>> Start Input records

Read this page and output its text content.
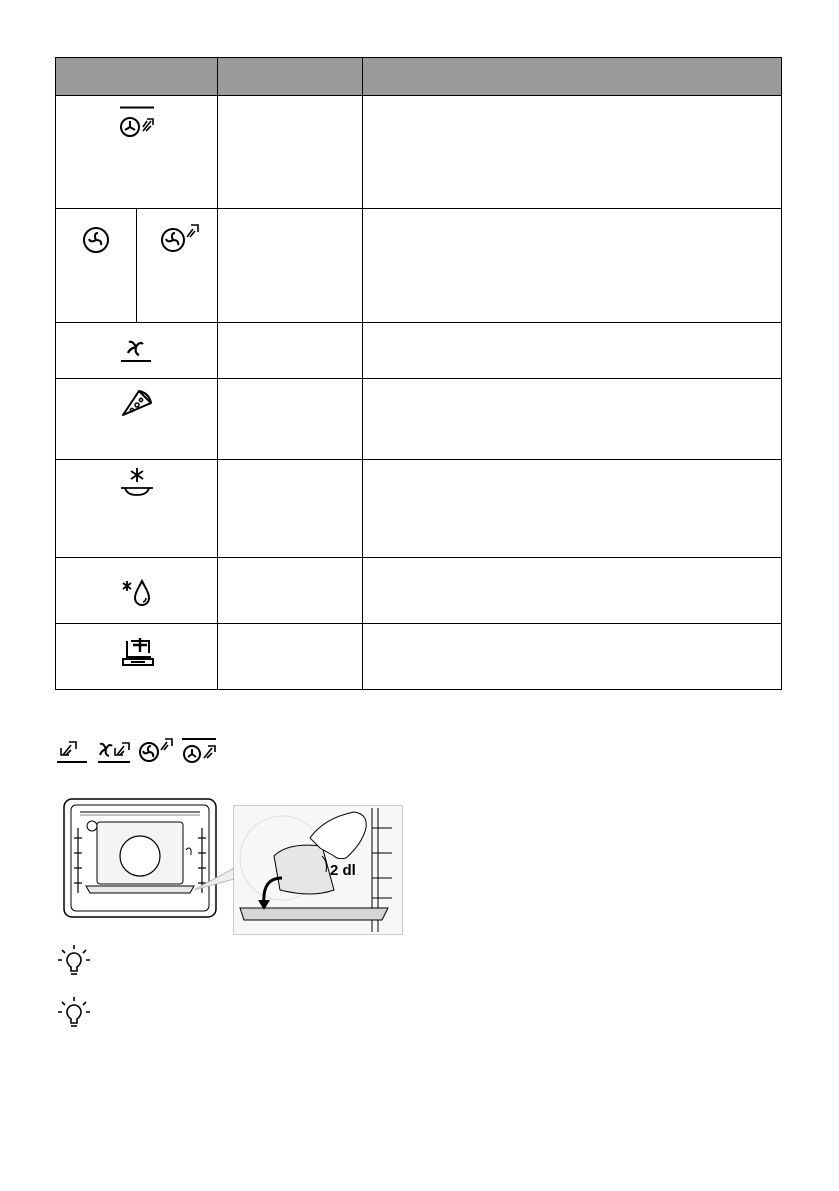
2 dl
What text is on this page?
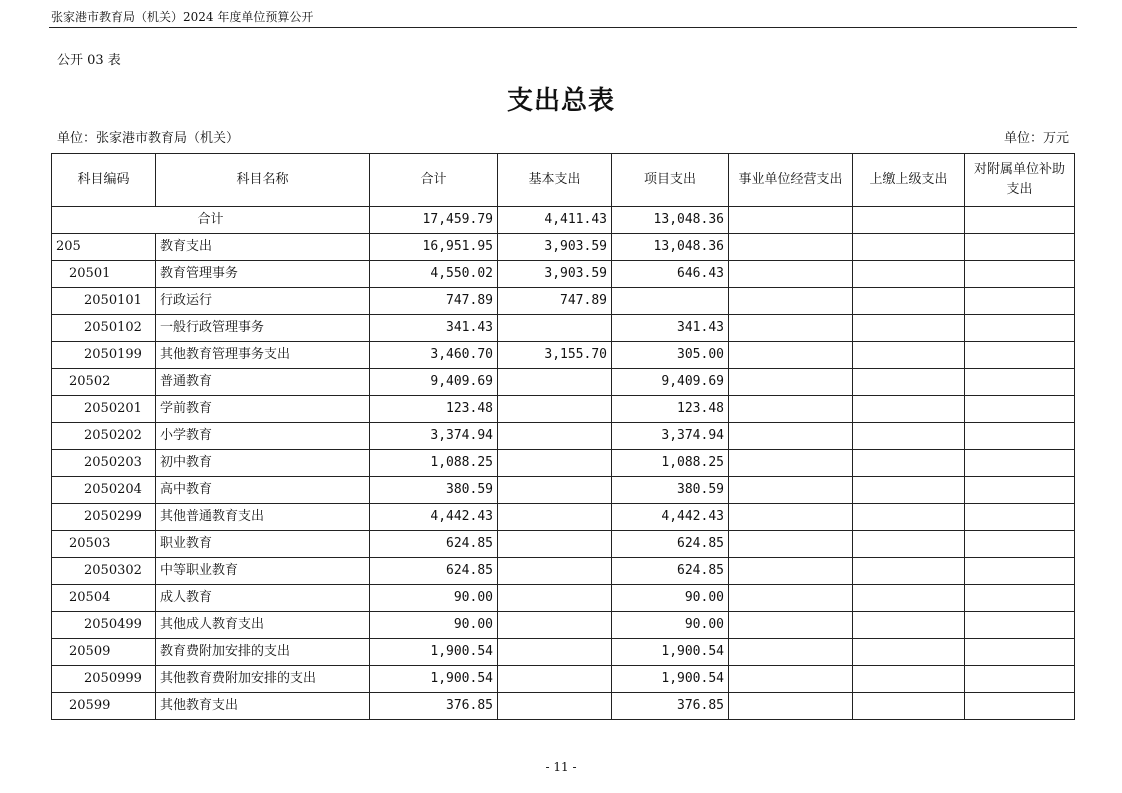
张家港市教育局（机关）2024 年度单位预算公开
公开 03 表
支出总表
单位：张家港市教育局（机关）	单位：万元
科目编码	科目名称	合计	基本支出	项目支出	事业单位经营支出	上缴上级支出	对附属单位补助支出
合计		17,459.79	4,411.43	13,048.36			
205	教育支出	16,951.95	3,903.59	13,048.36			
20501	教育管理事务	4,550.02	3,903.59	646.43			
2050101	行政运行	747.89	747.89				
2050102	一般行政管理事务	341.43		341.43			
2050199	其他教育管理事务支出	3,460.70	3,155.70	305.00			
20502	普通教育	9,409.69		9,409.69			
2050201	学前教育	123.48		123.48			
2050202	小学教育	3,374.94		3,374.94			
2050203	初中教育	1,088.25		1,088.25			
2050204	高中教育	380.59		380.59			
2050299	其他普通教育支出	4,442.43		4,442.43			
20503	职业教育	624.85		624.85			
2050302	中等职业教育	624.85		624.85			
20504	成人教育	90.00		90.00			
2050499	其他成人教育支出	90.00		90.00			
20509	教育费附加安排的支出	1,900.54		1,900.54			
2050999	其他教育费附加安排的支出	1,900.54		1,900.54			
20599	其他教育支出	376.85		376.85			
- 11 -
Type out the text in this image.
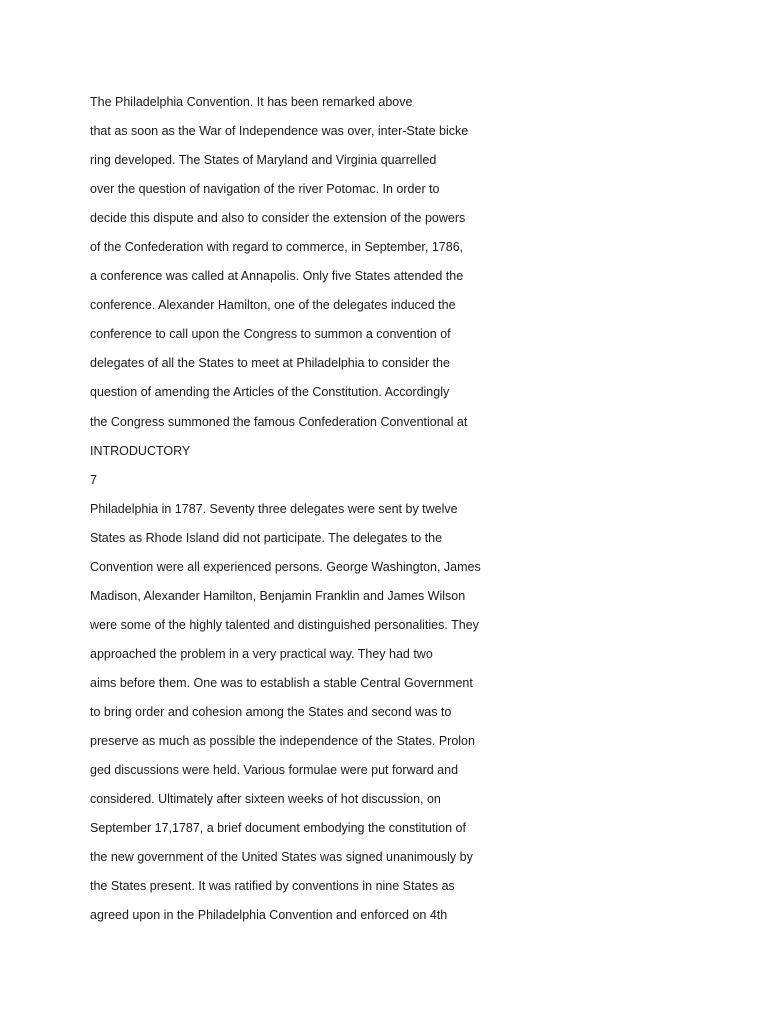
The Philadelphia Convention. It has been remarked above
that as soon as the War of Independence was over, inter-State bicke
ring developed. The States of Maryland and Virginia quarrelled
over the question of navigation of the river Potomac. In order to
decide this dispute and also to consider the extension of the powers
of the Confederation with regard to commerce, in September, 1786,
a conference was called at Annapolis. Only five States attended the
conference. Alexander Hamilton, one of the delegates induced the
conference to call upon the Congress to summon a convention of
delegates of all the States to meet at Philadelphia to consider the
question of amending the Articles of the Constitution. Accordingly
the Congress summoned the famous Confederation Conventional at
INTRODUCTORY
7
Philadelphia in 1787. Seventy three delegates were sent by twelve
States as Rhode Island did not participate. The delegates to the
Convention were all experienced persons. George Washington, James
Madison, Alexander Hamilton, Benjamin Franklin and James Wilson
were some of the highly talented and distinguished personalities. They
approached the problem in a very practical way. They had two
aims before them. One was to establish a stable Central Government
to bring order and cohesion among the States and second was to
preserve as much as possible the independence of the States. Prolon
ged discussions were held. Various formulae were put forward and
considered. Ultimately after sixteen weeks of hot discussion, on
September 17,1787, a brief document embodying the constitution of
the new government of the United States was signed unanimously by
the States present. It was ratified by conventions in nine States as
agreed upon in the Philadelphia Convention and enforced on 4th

>> End Input records

* Written request: Restate the records word for word, omitting images.

* Completed exercise:
Read this page and output its text content.
2 dl
What text is on this page?
张家港市教育局（机关）2024 年度单位预算公开
公开 03 表
支出总表
单位：张家港市教育局（机关）	单位：万元
科目编码	科目名称	合计	基本支出	项目支出	事业单位经营支出	上缴上级支出	对附属单位补助支出
合计		17,459.79	4,411.43	13,048.36			
205	教育支出	16,951.95	3,903.59	13,048.36			
20501	教育管理事务	4,550.02	3,903.59	646.43			
2050101	行政运行	747.89	747.89				
2050102	一般行政管理事务	341.43		341.43			
2050199	其他教育管理事务支出	3,460.70	3,155.70	305.00			
20502	普通教育	9,409.69		9,409.69			
2050201	学前教育	123.48		123.48			
2050202	小学教育	3,374.94		3,374.94			
2050203	初中教育	1,088.25		1,088.25			
2050204	高中教育	380.59		380.59			
2050299	其他普通教育支出	4,442.43		4,442.43			
20503	职业教育	624.85		624.85			
2050302	中等职业教育	624.85		624.85			
20504	成人教育	90.00		90.00			
2050499	其他成人教育支出	90.00		90.00			
20509	教育费附加安排的支出	1,900.54		1,900.54			
2050999	其他教育费附加安排的支出	1,900.54		1,900.54			
20599	其他教育支出	376.85		376.85			
- 11 -
Type out the text in this image.
The Philadelphia Convention. It has been remarked above
that as soon as the War of Independence was over, inter-State bicke
ring developed. The States of Maryland and Virginia quarrelled
over the question of navigation of the river Potomac. In order to
decide this dispute and also to consider the extension of the powers
of the Confederation with regard to commerce, in September, 1786,
a conference was called at Annapolis. Only five States attended the
conference. Alexander Hamilton, one of the delegates induced the
conference to call upon the Congress to summon a convention of
delegates of all the States to meet at Philadelphia to consider the
question of amending the Articles of the Constitution. Accordingly
the Congress summoned the famous Confederation Conventional at
INTRODUCTORY
7
Philadelphia in 1787. Seventy three delegates were sent by twelve
States as Rhode Island did not participate. The delegates to the
Convention were all experienced persons. George Washington, James
Madison, Alexander Hamilton, Benjamin Franklin and James Wilson
were some of the highly talented and distinguished personalities. They
approached the problem in a very practical way. They had two
aims before them. One was to establish a stable Central Government
to bring order and cohesion among the States and second was to
preserve as much as possible the independence of the States. Prolon
ged discussions were held. Various formulae were put forward and
considered. Ultimately after sixteen weeks of hot discussion, on
September 17,1787, a brief document embodying the constitution of
the new government of the United States was signed unanimously by
the States present. It was ratified by conventions in nine States as
agreed upon in the Philadelphia Convention and enforced on 4th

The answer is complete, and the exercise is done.